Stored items

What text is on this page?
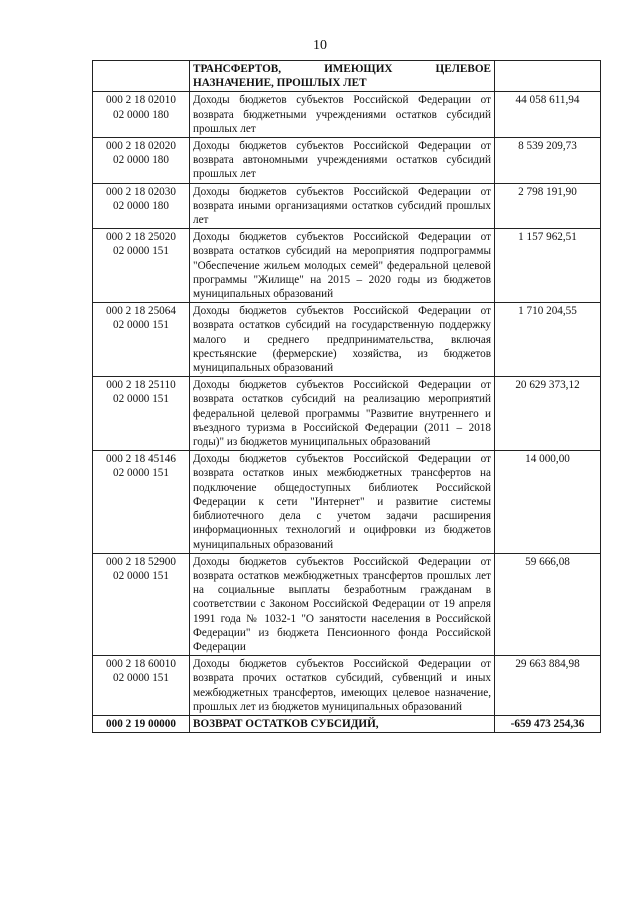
10
	ТРАНСФЕРТОВ, ИМЕЮЩИХ ЦЕЛЕВОЕ НАЗНАЧЕНИЕ, ПРОШЛЫХ ЛЕТ	
000 2 18 02010
02 0000 180	Доходы бюджетов субъектов Российской Федерации от возврата бюджетными учреждениями остатков субсидий прошлых лет	44 058 611,94
000 2 18 02020
02 0000 180	Доходы бюджетов субъектов Российской Федерации от возврата автономными учреждениями остатков субсидий прошлых лет	8 539 209,73
000 2 18 02030
02 0000 180	Доходы бюджетов субъектов Российской Федерации от возврата иными организациями остатков субсидий прошлых лет	2 798 191,90
000 2 18 25020
02 0000 151	Доходы бюджетов субъектов Российской Федерации от возврата остатков субсидий на мероприятия подпрограммы "Обеспечение жильем молодых семей" федеральной целевой программы "Жилище" на 2015 – 2020 годы из бюджетов муниципальных образований	1 157 962,51
000 2 18 25064
02 0000 151	Доходы бюджетов субъектов Российской Федерации от возврата остатков субсидий на государственную поддержку малого и среднего предпринимательства, включая крестьянские (фермерские) хозяйства, из бюджетов муниципальных образований	1 710 204,55
000 2 18 25110
02 0000 151	Доходы бюджетов субъектов Российской Федерации от возврата остатков субсидий на реализацию мероприятий федеральной целевой программы "Развитие внутреннего и въездного туризма в Российской Федерации (2011 – 2018 годы)" из бюджетов муниципальных образований	20 629 373,12
000 2 18 45146
02 0000 151	Доходы бюджетов субъектов Российской Федерации от возврата остатков иных межбюджетных трансфертов на подключение общедоступных библиотек Российской Федерации к сети "Интернет" и развитие системы библиотечного дела с учетом задачи расширения информационных технологий и оцифровки из бюджетов муниципальных образований	14 000,00
000 2 18 52900
02 0000 151	Доходы бюджетов субъектов Российской Федерации от возврата остатков межбюджетных трансфертов прошлых лет на социальные выплаты безработным гражданам в соответствии с Законом Российской Федерации от 19 апреля 1991 года № 1032-1 "О занятости населения в Российской Федерации" из бюджета Пенсионного фонда Российской Федерации	59 666,08
000 2 18 60010
02 0000 151	Доходы бюджетов субъектов Российской Федерации от возврата прочих остатков субсидий, субвенций и иных межбюджетных трансфертов, имеющих целевое назначение, прошлых лет из бюджетов муниципальных образований	29 663 884,98
000 2 19 00000	ВОЗВРАТ ОСТАТКОВ СУБСИДИЙ,	-659 473 254,36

» **Requirement**
Generate a word-for-word copy of the preceding records, excluding all pictures.

» **Solved problem**
What text is on this page?
10
	ТРАНСФЕРТОВ, ИМЕЮЩИХ ЦЕЛЕВОЕ НАЗНАЧЕНИЕ, ПРОШЛЫХ ЛЕТ	
000 2 18 02010
02 0000 180	Доходы бюджетов субъектов Российской Федерации от возврата бюджетными учреждениями остатков субсидий прошлых лет	44 058 611,94
000 2 18 02020
02 0000 180	Доходы бюджетов субъектов Российской Федерации от возврата автономными учреждениями остатков субсидий прошлых лет	8 539 209,73
000 2 18 02030
02 0000 180	Доходы бюджетов субъектов Российской Федерации от возврата иными организациями остатков субсидий прошлых лет	2 798 191,90
000 2 18 25020
02 0000 151	Доходы бюджетов субъектов Российской Федерации от возврата остатков субсидий на мероприятия подпрограммы "Обеспечение жильем молодых семей" федеральной целевой программы "Жилище" на 2015 – 2020 годы из бюджетов муниципальных образований	1 157 962,51
000 2 18 25064
02 0000 151	Доходы бюджетов субъектов Российской Федерации от возврата остатков субсидий на государственную поддержку малого и среднего предпринимательства, включая крестьянские (фермерские) хозяйства, из бюджетов муниципальных образований	1 710 204,55
000 2 18 25110
02 0000 151	Доходы бюджетов субъектов Российской Федерации от возврата остатков субсидий на реализацию мероприятий федеральной целевой программы "Развитие внутреннего и въездного туризма в Российской Федерации (2011 – 2018 годы)" из бюджетов муниципальных образований	20 629 373,12
000 2 18 45146
02 0000 151	Доходы бюджетов субъектов Российской Федерации от возврата остатков иных межбюджетных трансфертов на подключение общедоступных библиотек Российской Федерации к сети "Интернет" и развитие системы библиотечного дела с учетом задачи расширения информационных технологий и оцифровки из бюджетов муниципальных образований	14 000,00
000 2 18 52900
02 0000 151	Доходы бюджетов субъектов Российской Федерации от возврата остатков межбюджетных трансфертов прошлых лет на социальные выплаты безработным гражданам в соответствии с Законом Российской Федерации от 19 апреля 1991 года № 1032-1 "О занятости населения в Российской Федерации" из бюджета Пенсионного фонда Российской Федерации	59 666,08
000 2 18 60010
02 0000 151	Доходы бюджетов субъектов Российской Федерации от возврата прочих остатков субсидий, субвенций и иных межбюджетных трансфертов, имеющих целевое назначение, прошлых лет из бюджетов муниципальных образований	29 663 884,98
000 2 19 00000	ВОЗВРАТ ОСТАТКОВ СУБСИДИЙ,	-659 473 254,36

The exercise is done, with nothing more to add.